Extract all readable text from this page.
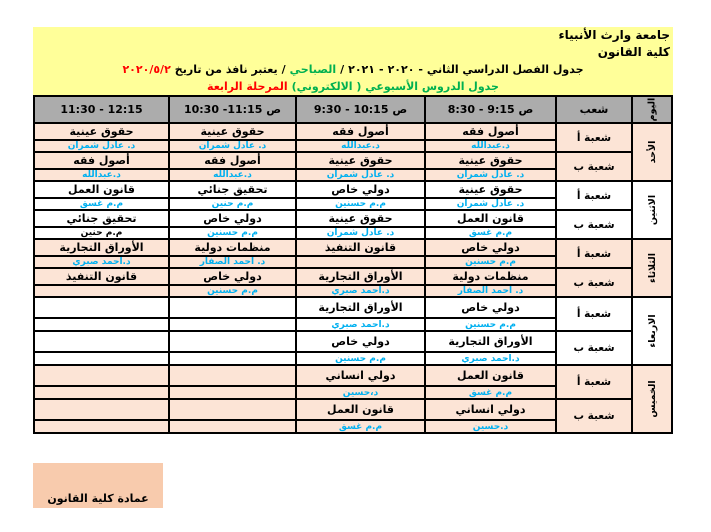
جامعة وارث الأنبياء
كلية القانون
جدول الفصل الدراسي الثاني -
٢٠٢٠
-
٢٠٢١
/
الصباحي
/
يعتبر نافذ من تاريخ
٢٠٢٠/٥/٢
جدول الدروس الأسبوعي ( الالكتروني)
المرحلة الرابعة
اليوم	شعب	8:30 - 9:15 ص	9:30 - 10:15 ص	10:30 -11:15 ص	11:30 - 12:15

الأحد	شعبة أ	أصول فقه	أصول فقه	حقوق عينية	حقوق عينية
		د.عبدالله	د.عبدالله	د. عادل شمران	د. عادل شمران
	شعبة ب	حقوق عينية	حقوق عينية	أصول فقه	أصول فقه
		د. عادل شمران	د. عادل شمران	د.عبدالله	د.عبدالله

الاثنين	شعبة أ	حقوق عينية	دولي خاص	تحقيق جنائي	قانون العمل
		د. عادل شمران	م.م حسنين	م.م حنين	م.م غسق
	شعبة ب	قانون العمل	حقوق عينية	دولي خاص	تحقيق جنائي
		م.م غسق	د. عادل شمران	م.م حسنين	م.م حنين

الثلاثاء	شعبة أ	دولي خاص	قانون التنفيذ	منظمات دولية	الأوراق التجارية
		م.م حسنين		د. احمد الصفار	د.احمد صبري
	شعبة ب	منظمات دولية	الأوراق التجارية	دولي خاص	قانون التنفيذ
		د. احمد الصفار	د.احمد صبري	م.م حسنين	

الاربعاء	شعبة أ	دولي خاص	الأوراق التجارية		
		م.م حسنين	د.احمد صبري		
	شعبة ب	الأوراق التجارية	دولي خاص		
		د.احمد صبري	م.م حسنين		

الخميس	شعبة أ	قانون العمل	دولي انساني		
		م.م غسق	د،حسين		
	شعبة ب	دولي انساني	قانون العمل		
		د.حسين	م.م غسق		
عمادة كلية القانون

The exercise:
Return only the count of lines in the records that hold the word "شمران".

Response to the exercise:
4